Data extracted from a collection
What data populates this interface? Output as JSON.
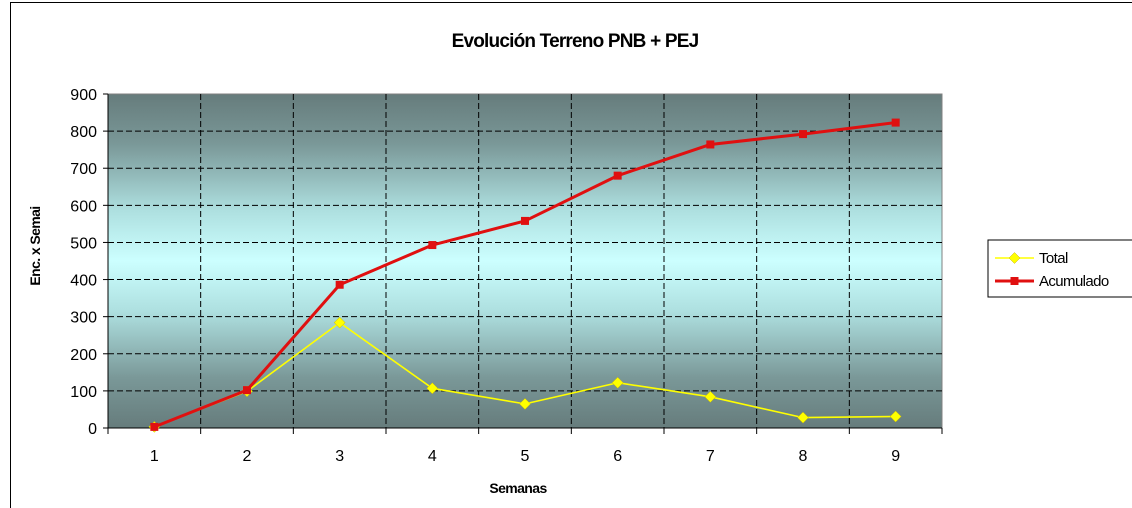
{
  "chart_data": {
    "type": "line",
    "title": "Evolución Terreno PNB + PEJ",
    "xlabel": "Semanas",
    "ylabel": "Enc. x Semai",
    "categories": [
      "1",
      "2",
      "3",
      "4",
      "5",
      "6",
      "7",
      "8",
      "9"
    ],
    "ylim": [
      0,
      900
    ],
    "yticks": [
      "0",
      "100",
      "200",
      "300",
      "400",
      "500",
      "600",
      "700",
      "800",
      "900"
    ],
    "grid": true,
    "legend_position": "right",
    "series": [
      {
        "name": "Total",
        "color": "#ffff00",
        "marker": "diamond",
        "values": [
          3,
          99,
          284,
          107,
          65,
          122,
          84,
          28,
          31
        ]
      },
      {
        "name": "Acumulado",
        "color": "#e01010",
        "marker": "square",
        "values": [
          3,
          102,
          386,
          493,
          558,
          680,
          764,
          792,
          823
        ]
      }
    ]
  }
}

> _DO THIS_:
Leave the pictures out and copy the rest of the data exactly.

> _RESPONSE BELOW_:
What data populates this interface? Output as JSON.
{
  "chart_data": {
    "type": "line",
    "title": "Evolución Terreno PNB + PEJ",
    "xlabel": "Semanas",
    "ylabel": "Enc. x Semai",
    "categories": [
      "1",
      "2",
      "3",
      "4",
      "5",
      "6",
      "7",
      "8",
      "9"
    ],
    "ylim": [
      0,
      900
    ],
    "yticks": [
      "0",
      "100",
      "200",
      "300",
      "400",
      "500",
      "600",
      "700",
      "800",
      "900"
    ],
    "grid": true,
    "legend_position": "right",
    "series": [
      {
        "name": "Total",
        "color": "#ffff00",
        "marker": "diamond",
        "values": [
          3,
          99,
          284,
          107,
          65,
          122,
          84,
          28,
          31
        ]
      },
      {
        "name": "Acumulado",
        "color": "#e01010",
        "marker": "square",
        "values": [
          3,
          102,
          386,
          493,
          558,
          680,
          764,
          792,
          823
        ]
      }
    ]
  }
}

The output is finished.